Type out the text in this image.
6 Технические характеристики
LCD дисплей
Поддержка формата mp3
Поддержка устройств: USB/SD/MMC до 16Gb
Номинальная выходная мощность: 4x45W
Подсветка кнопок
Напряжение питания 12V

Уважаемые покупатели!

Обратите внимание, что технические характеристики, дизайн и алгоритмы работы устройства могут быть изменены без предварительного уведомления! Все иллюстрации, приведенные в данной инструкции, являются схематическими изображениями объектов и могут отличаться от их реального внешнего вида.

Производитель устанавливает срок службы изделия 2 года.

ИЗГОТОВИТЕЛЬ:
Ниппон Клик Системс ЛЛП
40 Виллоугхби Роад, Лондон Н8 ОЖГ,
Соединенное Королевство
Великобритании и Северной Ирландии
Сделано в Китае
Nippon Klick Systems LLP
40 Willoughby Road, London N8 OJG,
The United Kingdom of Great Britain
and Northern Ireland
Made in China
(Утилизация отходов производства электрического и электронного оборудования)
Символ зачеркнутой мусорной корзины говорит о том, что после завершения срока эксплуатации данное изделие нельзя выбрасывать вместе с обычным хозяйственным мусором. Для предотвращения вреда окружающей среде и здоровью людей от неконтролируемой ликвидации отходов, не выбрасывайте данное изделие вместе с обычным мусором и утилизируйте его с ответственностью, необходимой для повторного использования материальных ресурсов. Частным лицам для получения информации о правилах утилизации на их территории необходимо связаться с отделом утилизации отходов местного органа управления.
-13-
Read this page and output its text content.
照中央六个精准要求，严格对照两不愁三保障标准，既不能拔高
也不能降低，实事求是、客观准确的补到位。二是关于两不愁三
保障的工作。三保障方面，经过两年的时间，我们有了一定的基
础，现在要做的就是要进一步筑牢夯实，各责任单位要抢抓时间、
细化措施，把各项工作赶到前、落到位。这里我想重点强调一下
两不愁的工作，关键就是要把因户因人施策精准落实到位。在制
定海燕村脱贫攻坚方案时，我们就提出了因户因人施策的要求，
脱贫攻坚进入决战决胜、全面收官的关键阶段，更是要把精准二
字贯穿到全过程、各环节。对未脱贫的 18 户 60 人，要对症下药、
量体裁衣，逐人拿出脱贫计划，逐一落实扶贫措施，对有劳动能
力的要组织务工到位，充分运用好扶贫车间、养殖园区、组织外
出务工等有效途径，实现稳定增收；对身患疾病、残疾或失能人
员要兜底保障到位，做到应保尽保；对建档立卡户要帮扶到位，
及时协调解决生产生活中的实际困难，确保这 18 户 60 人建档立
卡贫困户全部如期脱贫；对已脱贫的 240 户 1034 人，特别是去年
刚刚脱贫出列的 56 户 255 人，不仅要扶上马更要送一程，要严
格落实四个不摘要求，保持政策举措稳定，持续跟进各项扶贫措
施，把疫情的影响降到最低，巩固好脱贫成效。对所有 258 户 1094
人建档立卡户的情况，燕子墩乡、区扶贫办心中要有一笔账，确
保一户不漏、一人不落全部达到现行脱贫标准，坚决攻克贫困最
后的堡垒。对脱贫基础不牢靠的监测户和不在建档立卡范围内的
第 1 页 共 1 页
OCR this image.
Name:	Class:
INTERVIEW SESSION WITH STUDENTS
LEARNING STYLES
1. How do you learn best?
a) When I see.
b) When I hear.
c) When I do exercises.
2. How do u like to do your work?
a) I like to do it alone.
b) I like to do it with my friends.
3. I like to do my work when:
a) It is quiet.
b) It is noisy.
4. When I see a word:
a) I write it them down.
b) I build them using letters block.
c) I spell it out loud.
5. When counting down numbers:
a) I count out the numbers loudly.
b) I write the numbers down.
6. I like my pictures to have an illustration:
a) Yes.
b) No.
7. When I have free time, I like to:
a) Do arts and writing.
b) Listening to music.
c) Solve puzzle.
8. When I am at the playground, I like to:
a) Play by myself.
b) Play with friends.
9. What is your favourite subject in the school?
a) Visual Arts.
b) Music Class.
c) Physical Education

──────────

#### [EXERCISE OBJECTIVE]
Identify and extract each line of the listing that contains "like".

#### [SOLUTION TO THIS EXERCISE]
2. How do u like to do your work?
a) I like to do it alone.
b) I like to do it with my friends.
3. I like to do my work when:
6. I like my pictures to have an illustration:
7. When I have free time, I like to:
8. When I am at the playground, I like to:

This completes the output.